* BEGIN ENTRIES SHOWN *

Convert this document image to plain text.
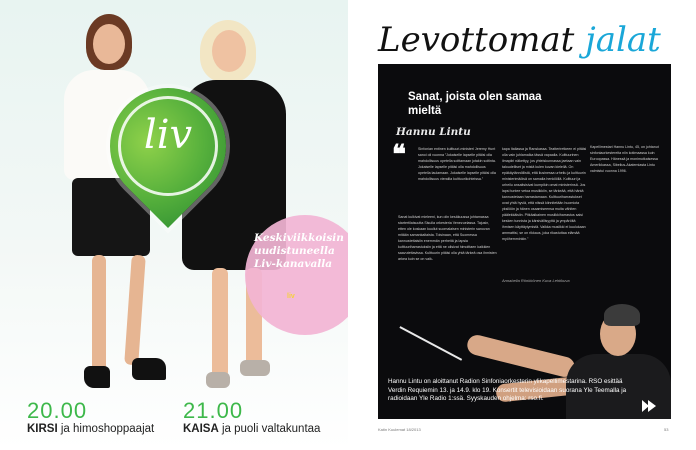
liv
Keskiviikkoisin uudistuneella Liv-kanavalla
liv
20.00
KIRSI ja himoshoppaajat
21.00
KAISA ja puoli valtakuntaa
Levottomat jalat
Sanat, joista olen samaa mieltä
Hannu Lintu
❝	Sinfonian entinen kulttuuri-ministeri Jeremy Hunt sanoi oli vuonna ”Jokaiselle lapselle pitäisi olla mahdollisuus opetella soittamaan jotakin soitinta. Jokaiselle lapselle pitäisi olla mahdollisuus opetella laulamaan. Jokaiselle lapselle pitäisi olla mahdollisuus vierailla kulttuurikohteissa.”
Sanat kulkivat mieleeni, kun olin kesäkuussa johtamassa startertilaisuutta Sisulla orkesteria Venezuelassa. Tajusin, etten ole koskaan kuullut suomalaisen ministerin sanovan mitään samankaltaista. Toisinaan, että Suomessa kannustettaisiin enemmän perheitä ja lapsia kulttuuriharrastuksiin ja että ne olisivat himoittaen kaikkien saavutettavissa. Kulttuurin pitäisi olla yhtä tärkeä osa ihmisten arkea kuin se on vaik-
kapa Italiassa ja Ranskassa. Teatteriretkeen ei pitäisi olla vain juhlamalka tässä vapaalla. Kulttuurinen ilmapiiri näkettyy, jos yhteiskunnassa jaetaan vain taloudelliset ja mistä kulen kuvan kielellä. On epäkäytännöllistä, että liusinessa urheilu ja kulttuurin ministerimäöisä on samalla henkilöllä. Kulttuuri ja urheilu ansaitsisivat kumpikin omat ministerinsä. Jos lapsi tuntee vetoa musiikkiin, se tärkeää, että häntä kannustetaan harrastamaan. Kulttuuriharrastukset ovat yhtä hyviä, että niissä kiinnitetään huomiota yksilöön ja hänen osaamiseensa muita vähiten päälekkäisiin. Pitkäaikainen musiikkiharrastus saisi kesken tunnista ja kärsivällisyyttä ja ympäröitä ihmisen käyttäytymistä. Vaikka musiikki ei kuulukaan ammattisi, se on rikkaus, joka rikastuttaa elämää myöhemminkin.”
Kapellimestari Hannu Lintu, 45, on johtanut sinfoniaorkestereita niin kotimaassa kuin Euroopassa. Hänessä ja monimutkaisessa Amerikkassa, Sibelius-Akatemiasta Lintu valmistui vuonna 1996.
Annabella Rönkkönen Kuva Lehtikuva
Hannu Lintu on aloittanut Radion Sinfoniaorkesterin ylikapellimestarina. RSO esittää Verdin Requiemin 13. ja 14.9. klo 19. Konsertit televisioidaan suorana Yle Teemalla ja radioidaan Yle Radio 1:ssä. Syyskauden ohjelma: rso.fi.
Katin Kuulemat 18/2013	53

* END ENTRIES SHOWN *

_WRITTEN PROBLEM:_
Copy out the entries verbatim and leave the images out.

_TASK OUTPUT:_
Convert this document image to plain text.
liv
Keskiviikkoisin uudistuneella Liv-kanavalla
liv
20.00
KIRSI ja himoshoppaajat
21.00
KAISA ja puoli valtakuntaa
Levottomat jalat
Sanat, joista olen samaa mieltä
Hannu Lintu
❝	Sinfonian entinen kulttuuri-ministeri Jeremy Hunt sanoi oli vuonna ”Jokaiselle lapselle pitäisi olla mahdollisuus opetella soittamaan jotakin soitinta. Jokaiselle lapselle pitäisi olla mahdollisuus opetella laulamaan. Jokaiselle lapselle pitäisi olla mahdollisuus vierailla kulttuurikohteissa.”
Sanat kulkivat mieleeni, kun olin kesäkuussa johtamassa startertilaisuutta Sisulla orkesteria Venezuelassa. Tajusin, etten ole koskaan kuullut suomalaisen ministerin sanovan mitään samankaltaista. Toisinaan, että Suomessa kannustettaisiin enemmän perheitä ja lapsia kulttuuriharrastuksiin ja että ne olisivat himoittaen kaikkien saavutettavissa. Kulttuurin pitäisi olla yhtä tärkeä osa ihmisten arkea kuin se on vaik-
kapa Italiassa ja Ranskassa. Teatteriretkeen ei pitäisi olla vain juhlamalka tässä vapaalla. Kulttuurinen ilmapiiri näkettyy, jos yhteiskunnassa jaetaan vain taloudelliset ja mistä kulen kuvan kielellä. On epäkäytännöllistä, että liusinessa urheilu ja kulttuurin ministerimäöisä on samalla henkilöllä. Kulttuuri ja urheilu ansaitsisivat kumpikin omat ministerinsä. Jos lapsi tuntee vetoa musiikkiin, se tärkeää, että häntä kannustetaan harrastamaan. Kulttuuriharrastukset ovat yhtä hyviä, että niissä kiinnitetään huomiota yksilöön ja hänen osaamiseensa muita vähiten päälekkäisiin. Pitkäaikainen musiikkiharrastus saisi kesken tunnista ja kärsivällisyyttä ja ympäröitä ihmisen käyttäytymistä. Vaikka musiikki ei kuulukaan ammattisi, se on rikkaus, joka rikastuttaa elämää myöhemminkin.”
Kapellimestari Hannu Lintu, 45, on johtanut sinfoniaorkestereita niin kotimaassa kuin Euroopassa. Hänessä ja monimutkaisessa Amerikkassa, Sibelius-Akatemiasta Lintu valmistui vuonna 1996.
Annabella Rönkkönen Kuva Lehtikuva
Hannu Lintu on aloittanut Radion Sinfoniaorkesterin ylikapellimestarina. RSO esittää Verdin Requiemin 13. ja 14.9. klo 19. Konsertit televisioidaan suorana Yle Teemalla ja radioidaan Yle Radio 1:ssä. Syyskauden ohjelma: rso.fi.
Katin Kuulemat 18/2013	53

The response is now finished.